Transcribe each line exactly.

Records from a data source
######
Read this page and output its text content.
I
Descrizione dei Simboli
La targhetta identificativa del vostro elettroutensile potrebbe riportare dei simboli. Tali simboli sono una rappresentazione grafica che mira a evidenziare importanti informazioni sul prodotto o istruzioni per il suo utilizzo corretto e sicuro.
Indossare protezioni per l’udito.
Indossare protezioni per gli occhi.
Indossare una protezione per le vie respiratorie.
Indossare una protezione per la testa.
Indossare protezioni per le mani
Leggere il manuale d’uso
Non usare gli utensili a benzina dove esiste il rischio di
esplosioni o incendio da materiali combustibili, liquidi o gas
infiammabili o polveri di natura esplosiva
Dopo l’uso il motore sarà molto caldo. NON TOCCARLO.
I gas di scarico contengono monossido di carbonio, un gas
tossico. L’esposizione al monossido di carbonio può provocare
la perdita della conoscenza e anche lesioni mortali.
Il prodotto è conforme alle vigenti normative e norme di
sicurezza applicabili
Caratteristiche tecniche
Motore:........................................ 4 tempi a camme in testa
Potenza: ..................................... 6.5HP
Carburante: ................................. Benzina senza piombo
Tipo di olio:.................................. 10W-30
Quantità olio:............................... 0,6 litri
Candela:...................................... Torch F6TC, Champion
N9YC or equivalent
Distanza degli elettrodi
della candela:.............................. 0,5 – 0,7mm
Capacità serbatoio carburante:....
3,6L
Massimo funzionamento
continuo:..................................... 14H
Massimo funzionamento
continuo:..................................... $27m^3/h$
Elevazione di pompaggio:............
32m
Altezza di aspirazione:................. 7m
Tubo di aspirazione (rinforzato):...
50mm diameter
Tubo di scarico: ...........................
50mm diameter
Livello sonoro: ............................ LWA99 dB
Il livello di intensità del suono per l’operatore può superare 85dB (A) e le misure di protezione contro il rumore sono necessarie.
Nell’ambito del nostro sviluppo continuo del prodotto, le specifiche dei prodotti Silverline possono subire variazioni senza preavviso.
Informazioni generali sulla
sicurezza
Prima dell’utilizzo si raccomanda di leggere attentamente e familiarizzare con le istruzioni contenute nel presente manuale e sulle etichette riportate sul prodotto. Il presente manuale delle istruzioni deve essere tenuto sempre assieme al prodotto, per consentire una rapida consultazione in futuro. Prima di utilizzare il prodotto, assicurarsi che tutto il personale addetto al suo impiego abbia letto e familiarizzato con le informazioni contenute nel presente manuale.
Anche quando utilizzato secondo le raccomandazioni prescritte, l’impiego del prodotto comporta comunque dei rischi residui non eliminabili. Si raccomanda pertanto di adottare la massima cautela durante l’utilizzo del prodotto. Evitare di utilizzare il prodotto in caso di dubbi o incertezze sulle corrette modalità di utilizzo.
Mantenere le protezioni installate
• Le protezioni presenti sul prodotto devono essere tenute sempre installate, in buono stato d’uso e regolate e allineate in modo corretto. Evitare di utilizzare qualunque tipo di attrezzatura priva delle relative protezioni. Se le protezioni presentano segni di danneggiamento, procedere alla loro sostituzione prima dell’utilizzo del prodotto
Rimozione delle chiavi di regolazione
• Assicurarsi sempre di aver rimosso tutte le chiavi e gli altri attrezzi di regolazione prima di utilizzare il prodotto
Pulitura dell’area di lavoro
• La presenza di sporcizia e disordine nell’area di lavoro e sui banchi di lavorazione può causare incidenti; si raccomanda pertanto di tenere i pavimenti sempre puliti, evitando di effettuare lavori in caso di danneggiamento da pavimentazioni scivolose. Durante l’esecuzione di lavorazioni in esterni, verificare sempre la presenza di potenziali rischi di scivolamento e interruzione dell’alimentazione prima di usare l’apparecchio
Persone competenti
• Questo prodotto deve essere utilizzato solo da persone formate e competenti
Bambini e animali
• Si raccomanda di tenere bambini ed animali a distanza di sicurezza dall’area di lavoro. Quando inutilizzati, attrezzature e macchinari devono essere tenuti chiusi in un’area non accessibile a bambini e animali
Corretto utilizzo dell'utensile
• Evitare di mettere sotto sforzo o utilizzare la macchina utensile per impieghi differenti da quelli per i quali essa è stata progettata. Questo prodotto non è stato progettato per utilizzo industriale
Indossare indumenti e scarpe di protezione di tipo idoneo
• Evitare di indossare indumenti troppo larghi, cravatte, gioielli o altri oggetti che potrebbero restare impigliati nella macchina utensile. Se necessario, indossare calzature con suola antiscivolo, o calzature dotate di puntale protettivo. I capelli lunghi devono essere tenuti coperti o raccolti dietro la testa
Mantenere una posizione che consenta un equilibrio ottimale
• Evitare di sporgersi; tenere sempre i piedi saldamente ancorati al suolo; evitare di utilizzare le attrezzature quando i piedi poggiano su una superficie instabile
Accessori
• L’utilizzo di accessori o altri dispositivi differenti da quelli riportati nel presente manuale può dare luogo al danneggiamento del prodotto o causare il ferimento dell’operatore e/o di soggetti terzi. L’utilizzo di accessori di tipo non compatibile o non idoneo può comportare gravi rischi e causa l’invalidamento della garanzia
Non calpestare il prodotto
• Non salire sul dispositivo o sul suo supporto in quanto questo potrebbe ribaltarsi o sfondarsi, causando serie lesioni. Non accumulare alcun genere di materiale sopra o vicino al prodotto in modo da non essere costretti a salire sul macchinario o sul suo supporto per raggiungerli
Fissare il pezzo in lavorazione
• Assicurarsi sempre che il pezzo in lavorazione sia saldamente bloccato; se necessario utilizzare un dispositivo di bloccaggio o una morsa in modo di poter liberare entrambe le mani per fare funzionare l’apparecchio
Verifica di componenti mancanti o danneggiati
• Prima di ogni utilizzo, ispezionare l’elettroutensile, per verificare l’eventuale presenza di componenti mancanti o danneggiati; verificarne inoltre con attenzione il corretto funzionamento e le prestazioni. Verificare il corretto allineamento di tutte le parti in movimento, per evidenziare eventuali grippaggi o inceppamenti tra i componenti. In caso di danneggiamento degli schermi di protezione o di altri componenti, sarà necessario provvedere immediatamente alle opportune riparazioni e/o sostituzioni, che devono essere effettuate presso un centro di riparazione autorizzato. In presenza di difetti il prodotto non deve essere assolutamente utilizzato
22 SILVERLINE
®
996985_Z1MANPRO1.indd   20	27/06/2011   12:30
######
## COMPLETE OUTPUT
Read this page and output its text content.
I
Descrizione dei Simboli
La targhetta identificativa del vostro elettroutensile potrebbe riportare dei simboli. Tali simboli sono una rappresentazione grafica che mira a evidenziare importanti informazioni sul prodotto o istruzioni per il suo utilizzo corretto e sicuro.
Indossare protezioni per l’udito.
Indossare protezioni per gli occhi.
Indossare una protezione per le vie respiratorie.
Indossare una protezione per la testa.
Indossare protezioni per le mani
Leggere il manuale d’uso
Non usare gli utensili a benzina dove esiste il rischio di
esplosioni o incendio da materiali combustibili, liquidi o gas
infiammabili o polveri di natura esplosiva
Dopo l’uso il motore sarà molto caldo. NON TOCCARLO.
I gas di scarico contengono monossido di carbonio, un gas
tossico. L’esposizione al monossido di carbonio può provocare
la perdita della conoscenza e anche lesioni mortali.
Il prodotto è conforme alle vigenti normative e norme di
sicurezza applicabili
Caratteristiche tecniche
Motore:........................................ 4 tempi a camme in testa
Potenza: ..................................... 6.5HP
Carburante: ................................. Benzina senza piombo
Tipo di olio:.................................. 10W-30
Quantità olio:............................... 0,6 litri
Candela:...................................... Torch F6TC, Champion
N9YC or equivalent
Distanza degli elettrodi
della candela:.............................. 0,5 – 0,7mm
Capacità serbatoio carburante:....
3,6L
Massimo funzionamento
continuo:..................................... 14H
Massimo funzionamento
continuo:..................................... $27m^3/h$
Elevazione di pompaggio:............
32m
Altezza di aspirazione:................. 7m
Tubo di aspirazione (rinforzato):...
50mm diameter
Tubo di scarico: ...........................
50mm diameter
Livello sonoro: ............................ LWA99 dB
Il livello di intensità del suono per l’operatore può superare 85dB (A) e le misure di protezione contro il rumore sono necessarie.
Nell’ambito del nostro sviluppo continuo del prodotto, le specifiche dei prodotti Silverline possono subire variazioni senza preavviso.
Informazioni generali sulla
sicurezza
Prima dell’utilizzo si raccomanda di leggere attentamente e familiarizzare con le istruzioni contenute nel presente manuale e sulle etichette riportate sul prodotto. Il presente manuale delle istruzioni deve essere tenuto sempre assieme al prodotto, per consentire una rapida consultazione in futuro. Prima di utilizzare il prodotto, assicurarsi che tutto il personale addetto al suo impiego abbia letto e familiarizzato con le informazioni contenute nel presente manuale.
Anche quando utilizzato secondo le raccomandazioni prescritte, l’impiego del prodotto comporta comunque dei rischi residui non eliminabili. Si raccomanda pertanto di adottare la massima cautela durante l’utilizzo del prodotto. Evitare di utilizzare il prodotto in caso di dubbi o incertezze sulle corrette modalità di utilizzo.
Mantenere le protezioni installate
• Le protezioni presenti sul prodotto devono essere tenute sempre installate, in buono stato d’uso e regolate e allineate in modo corretto. Evitare di utilizzare qualunque tipo di attrezzatura priva delle relative protezioni. Se le protezioni presentano segni di danneggiamento, procedere alla loro sostituzione prima dell’utilizzo del prodotto
Rimozione delle chiavi di regolazione
• Assicurarsi sempre di aver rimosso tutte le chiavi e gli altri attrezzi di regolazione prima di utilizzare il prodotto
Pulitura dell’area di lavoro
• La presenza di sporcizia e disordine nell’area di lavoro e sui banchi di lavorazione può causare incidenti; si raccomanda pertanto di tenere i pavimenti sempre puliti, evitando di effettuare lavori in caso di danneggiamento da pavimentazioni scivolose. Durante l’esecuzione di lavorazioni in esterni, verificare sempre la presenza di potenziali rischi di scivolamento e interruzione dell’alimentazione prima di usare l’apparecchio
Persone competenti
• Questo prodotto deve essere utilizzato solo da persone formate e competenti
Bambini e animali
• Si raccomanda di tenere bambini ed animali a distanza di sicurezza dall’area di lavoro. Quando inutilizzati, attrezzature e macchinari devono essere tenuti chiusi in un’area non accessibile a bambini e animali
Corretto utilizzo dell'utensile
• Evitare di mettere sotto sforzo o utilizzare la macchina utensile per impieghi differenti da quelli per i quali essa è stata progettata. Questo prodotto non è stato progettato per utilizzo industriale
Indossare indumenti e scarpe di protezione di tipo idoneo
• Evitare di indossare indumenti troppo larghi, cravatte, gioielli o altri oggetti che potrebbero restare impigliati nella macchina utensile. Se necessario, indossare calzature con suola antiscivolo, o calzature dotate di puntale protettivo. I capelli lunghi devono essere tenuti coperti o raccolti dietro la testa
Mantenere una posizione che consenta un equilibrio ottimale
• Evitare di sporgersi; tenere sempre i piedi saldamente ancorati al suolo; evitare di utilizzare le attrezzature quando i piedi poggiano su una superficie instabile
Accessori
• L’utilizzo di accessori o altri dispositivi differenti da quelli riportati nel presente manuale può dare luogo al danneggiamento del prodotto o causare il ferimento dell’operatore e/o di soggetti terzi. L’utilizzo di accessori di tipo non compatibile o non idoneo può comportare gravi rischi e causa l’invalidamento della garanzia
Non calpestare il prodotto
• Non salire sul dispositivo o sul suo supporto in quanto questo potrebbe ribaltarsi o sfondarsi, causando serie lesioni. Non accumulare alcun genere di materiale sopra o vicino al prodotto in modo da non essere costretti a salire sul macchinario o sul suo supporto per raggiungerli
Fissare il pezzo in lavorazione
• Assicurarsi sempre che il pezzo in lavorazione sia saldamente bloccato; se necessario utilizzare un dispositivo di bloccaggio o una morsa in modo di poter liberare entrambe le mani per fare funzionare l’apparecchio
Verifica di componenti mancanti o danneggiati
• Prima di ogni utilizzo, ispezionare l’elettroutensile, per verificare l’eventuale presenza di componenti mancanti o danneggiati; verificarne inoltre con attenzione il corretto funzionamento e le prestazioni. Verificare il corretto allineamento di tutte le parti in movimento, per evidenziare eventuali grippaggi o inceppamenti tra i componenti. In caso di danneggiamento degli schermi di protezione o di altri componenti, sarà necessario provvedere immediatamente alle opportune riparazioni e/o sostituzioni, che devono essere effettuate presso un centro di riparazione autorizzato. In presenza di difetti il prodotto non deve essere assolutamente utilizzato
22 SILVERLINE
®
996985_Z1MANPRO1.indd   20	27/06/2011   12:30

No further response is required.